*Short problem*:
Report the number of lines containing "JSON", with no other words.

________________________

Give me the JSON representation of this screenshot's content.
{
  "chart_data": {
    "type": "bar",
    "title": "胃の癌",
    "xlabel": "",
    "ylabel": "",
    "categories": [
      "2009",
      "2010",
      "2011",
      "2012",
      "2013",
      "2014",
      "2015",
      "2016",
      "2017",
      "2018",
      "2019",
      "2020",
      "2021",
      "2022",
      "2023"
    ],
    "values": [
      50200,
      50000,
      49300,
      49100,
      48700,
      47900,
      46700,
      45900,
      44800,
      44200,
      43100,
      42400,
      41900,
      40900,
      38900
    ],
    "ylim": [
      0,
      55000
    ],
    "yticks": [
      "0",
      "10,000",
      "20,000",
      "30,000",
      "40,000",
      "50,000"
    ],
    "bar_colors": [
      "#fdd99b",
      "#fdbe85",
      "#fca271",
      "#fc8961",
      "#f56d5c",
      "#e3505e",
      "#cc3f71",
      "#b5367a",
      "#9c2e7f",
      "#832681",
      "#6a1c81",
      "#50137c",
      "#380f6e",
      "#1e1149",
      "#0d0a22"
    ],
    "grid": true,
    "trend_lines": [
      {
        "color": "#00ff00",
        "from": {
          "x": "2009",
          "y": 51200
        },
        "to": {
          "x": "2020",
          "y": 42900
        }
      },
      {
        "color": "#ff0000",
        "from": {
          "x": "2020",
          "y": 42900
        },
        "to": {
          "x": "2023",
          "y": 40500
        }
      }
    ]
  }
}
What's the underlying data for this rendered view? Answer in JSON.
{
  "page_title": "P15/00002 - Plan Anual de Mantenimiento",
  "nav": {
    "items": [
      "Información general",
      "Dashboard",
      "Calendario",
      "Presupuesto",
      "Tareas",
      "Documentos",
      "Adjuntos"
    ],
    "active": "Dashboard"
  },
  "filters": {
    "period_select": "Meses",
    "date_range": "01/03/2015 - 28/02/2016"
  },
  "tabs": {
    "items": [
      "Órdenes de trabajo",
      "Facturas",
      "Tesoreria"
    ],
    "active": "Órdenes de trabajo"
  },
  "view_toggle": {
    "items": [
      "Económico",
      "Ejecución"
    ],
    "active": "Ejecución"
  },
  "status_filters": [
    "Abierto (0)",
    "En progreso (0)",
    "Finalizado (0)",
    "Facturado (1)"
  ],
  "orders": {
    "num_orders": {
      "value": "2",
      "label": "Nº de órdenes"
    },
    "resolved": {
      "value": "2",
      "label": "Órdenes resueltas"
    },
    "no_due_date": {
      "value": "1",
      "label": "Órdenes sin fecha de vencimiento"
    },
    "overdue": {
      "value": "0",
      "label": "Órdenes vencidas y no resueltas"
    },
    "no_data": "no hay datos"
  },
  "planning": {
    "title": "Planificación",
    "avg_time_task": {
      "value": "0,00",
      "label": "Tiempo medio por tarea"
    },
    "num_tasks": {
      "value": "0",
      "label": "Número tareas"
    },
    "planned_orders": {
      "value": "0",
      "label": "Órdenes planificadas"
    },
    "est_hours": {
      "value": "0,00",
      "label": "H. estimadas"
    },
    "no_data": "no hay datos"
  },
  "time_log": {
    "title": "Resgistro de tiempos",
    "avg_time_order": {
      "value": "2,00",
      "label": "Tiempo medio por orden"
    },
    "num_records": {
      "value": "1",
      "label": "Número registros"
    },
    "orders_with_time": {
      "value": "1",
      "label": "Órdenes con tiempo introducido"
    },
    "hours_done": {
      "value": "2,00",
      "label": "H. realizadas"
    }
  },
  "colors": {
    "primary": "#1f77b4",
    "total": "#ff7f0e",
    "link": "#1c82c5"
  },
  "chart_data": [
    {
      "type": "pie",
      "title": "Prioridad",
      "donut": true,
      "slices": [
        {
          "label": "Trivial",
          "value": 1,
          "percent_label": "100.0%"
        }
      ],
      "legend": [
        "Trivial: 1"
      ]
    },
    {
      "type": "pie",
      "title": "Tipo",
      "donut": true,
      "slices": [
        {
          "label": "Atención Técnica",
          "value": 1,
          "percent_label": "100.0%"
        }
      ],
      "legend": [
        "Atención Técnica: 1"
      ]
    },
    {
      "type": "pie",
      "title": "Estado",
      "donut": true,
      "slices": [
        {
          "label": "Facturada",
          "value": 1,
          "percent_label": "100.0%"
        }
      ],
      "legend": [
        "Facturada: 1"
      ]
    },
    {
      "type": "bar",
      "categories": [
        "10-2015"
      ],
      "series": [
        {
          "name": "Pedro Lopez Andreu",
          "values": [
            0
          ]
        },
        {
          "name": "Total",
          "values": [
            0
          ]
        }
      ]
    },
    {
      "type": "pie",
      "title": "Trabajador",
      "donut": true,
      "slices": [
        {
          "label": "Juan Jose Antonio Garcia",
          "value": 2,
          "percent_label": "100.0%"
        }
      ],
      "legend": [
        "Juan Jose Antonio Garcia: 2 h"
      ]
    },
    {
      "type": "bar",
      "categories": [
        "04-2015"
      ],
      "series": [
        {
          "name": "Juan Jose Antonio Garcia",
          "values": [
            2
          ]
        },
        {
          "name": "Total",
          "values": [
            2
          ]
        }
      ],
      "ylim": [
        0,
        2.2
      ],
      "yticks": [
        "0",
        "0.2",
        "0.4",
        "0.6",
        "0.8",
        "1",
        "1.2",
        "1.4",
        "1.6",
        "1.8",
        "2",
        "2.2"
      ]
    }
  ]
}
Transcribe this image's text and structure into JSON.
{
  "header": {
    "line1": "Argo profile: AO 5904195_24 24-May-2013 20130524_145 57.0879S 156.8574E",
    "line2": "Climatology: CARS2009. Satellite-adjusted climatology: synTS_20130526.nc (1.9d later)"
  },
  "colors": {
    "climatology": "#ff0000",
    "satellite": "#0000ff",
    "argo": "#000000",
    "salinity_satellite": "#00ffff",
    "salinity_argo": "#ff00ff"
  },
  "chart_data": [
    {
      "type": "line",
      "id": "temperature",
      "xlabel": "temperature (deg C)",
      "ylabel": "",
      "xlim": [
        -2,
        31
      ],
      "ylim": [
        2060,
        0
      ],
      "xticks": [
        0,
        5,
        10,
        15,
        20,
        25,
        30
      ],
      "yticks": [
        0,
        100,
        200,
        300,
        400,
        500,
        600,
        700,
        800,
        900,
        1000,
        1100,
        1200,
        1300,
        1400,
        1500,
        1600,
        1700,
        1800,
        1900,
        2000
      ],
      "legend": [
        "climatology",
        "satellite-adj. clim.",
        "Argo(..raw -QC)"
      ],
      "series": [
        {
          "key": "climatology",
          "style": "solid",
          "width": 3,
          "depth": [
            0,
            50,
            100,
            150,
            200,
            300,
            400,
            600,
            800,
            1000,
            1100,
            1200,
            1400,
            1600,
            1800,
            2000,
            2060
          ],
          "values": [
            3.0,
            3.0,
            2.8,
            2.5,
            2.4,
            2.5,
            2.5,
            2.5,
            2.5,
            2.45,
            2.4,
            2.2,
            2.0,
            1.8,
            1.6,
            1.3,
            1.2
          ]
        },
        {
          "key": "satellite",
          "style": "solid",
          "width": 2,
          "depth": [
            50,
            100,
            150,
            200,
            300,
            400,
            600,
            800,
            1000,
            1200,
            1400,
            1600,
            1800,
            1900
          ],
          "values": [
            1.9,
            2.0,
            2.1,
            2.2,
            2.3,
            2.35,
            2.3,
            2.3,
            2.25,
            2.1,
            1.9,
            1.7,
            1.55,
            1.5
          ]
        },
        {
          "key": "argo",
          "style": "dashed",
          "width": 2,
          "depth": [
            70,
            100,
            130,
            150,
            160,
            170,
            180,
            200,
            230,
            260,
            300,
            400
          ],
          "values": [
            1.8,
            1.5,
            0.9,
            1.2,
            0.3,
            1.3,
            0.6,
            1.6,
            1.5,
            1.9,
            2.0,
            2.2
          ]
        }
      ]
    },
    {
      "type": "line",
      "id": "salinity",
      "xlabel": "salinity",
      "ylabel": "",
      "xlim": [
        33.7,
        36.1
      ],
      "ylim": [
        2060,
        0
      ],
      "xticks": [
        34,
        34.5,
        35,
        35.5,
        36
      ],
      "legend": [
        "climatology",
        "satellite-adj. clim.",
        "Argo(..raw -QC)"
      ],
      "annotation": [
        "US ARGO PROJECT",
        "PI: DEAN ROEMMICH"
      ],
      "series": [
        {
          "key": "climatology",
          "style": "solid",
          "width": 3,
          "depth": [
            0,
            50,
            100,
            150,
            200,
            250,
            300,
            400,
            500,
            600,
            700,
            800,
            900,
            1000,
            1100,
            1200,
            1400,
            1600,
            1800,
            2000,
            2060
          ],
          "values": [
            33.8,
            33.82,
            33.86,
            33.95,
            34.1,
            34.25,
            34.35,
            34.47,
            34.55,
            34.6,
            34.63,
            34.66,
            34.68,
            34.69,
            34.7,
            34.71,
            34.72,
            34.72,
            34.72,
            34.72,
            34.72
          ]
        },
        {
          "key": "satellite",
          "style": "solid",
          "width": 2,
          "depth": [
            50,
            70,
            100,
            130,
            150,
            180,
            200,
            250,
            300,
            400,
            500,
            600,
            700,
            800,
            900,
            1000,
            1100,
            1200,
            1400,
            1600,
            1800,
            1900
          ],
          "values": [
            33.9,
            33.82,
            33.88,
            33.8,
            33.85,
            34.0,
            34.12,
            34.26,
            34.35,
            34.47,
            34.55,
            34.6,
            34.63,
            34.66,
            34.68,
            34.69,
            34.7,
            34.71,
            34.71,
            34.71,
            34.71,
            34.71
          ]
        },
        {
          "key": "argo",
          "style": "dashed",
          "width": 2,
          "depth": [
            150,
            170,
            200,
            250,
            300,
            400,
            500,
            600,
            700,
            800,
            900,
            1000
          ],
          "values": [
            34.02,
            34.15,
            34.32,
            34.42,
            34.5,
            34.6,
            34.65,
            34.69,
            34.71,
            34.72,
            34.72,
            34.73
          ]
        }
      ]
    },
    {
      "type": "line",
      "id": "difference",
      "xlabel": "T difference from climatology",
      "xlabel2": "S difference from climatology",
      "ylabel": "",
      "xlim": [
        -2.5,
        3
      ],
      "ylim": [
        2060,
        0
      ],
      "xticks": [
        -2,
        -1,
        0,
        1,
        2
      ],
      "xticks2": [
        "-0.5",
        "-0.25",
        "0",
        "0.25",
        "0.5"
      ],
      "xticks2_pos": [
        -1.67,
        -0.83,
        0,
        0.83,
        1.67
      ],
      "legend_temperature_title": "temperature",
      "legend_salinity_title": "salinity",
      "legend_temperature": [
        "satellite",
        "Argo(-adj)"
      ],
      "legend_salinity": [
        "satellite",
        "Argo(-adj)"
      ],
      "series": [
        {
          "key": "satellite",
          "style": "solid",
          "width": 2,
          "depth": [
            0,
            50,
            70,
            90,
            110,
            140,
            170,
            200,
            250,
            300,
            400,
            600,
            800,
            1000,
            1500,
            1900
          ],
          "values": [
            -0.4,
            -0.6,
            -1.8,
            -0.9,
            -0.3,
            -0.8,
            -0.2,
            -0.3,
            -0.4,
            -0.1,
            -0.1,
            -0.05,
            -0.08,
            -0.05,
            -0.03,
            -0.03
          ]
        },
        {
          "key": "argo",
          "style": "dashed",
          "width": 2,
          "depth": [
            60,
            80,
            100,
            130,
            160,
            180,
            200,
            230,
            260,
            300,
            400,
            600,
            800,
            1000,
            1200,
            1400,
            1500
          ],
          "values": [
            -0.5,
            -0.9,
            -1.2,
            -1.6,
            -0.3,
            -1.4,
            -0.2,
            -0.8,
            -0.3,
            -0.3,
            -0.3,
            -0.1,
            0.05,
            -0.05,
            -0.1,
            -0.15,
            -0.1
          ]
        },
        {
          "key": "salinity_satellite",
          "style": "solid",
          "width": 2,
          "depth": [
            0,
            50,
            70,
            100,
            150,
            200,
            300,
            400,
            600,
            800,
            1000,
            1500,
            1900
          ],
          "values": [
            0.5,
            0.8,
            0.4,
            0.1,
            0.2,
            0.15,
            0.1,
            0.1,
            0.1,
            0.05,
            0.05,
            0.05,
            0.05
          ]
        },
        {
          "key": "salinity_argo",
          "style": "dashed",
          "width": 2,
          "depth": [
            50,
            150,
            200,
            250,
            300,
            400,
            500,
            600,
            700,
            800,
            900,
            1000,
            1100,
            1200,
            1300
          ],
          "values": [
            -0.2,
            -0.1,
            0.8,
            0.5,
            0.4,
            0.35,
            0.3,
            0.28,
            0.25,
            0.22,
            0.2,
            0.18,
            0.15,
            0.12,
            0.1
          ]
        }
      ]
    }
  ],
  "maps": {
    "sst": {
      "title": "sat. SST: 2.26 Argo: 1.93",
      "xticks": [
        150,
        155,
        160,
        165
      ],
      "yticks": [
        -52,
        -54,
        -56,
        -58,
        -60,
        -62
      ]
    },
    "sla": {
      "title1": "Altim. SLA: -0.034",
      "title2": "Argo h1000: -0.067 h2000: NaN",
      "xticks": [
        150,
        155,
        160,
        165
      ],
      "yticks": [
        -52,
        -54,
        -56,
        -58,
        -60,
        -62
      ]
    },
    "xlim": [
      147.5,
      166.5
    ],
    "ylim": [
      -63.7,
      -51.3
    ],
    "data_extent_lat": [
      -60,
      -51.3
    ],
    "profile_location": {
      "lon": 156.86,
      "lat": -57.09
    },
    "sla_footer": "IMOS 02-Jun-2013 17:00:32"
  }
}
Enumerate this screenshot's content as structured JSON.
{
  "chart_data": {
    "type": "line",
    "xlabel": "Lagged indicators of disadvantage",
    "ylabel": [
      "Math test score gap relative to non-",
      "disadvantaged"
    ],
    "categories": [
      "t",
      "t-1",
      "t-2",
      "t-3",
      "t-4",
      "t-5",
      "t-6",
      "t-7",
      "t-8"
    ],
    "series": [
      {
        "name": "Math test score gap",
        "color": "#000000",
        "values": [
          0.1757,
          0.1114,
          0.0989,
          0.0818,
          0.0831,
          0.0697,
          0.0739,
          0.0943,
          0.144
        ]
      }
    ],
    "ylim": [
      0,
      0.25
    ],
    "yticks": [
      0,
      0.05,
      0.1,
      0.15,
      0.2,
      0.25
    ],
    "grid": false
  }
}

________________________

*Final answer*:
4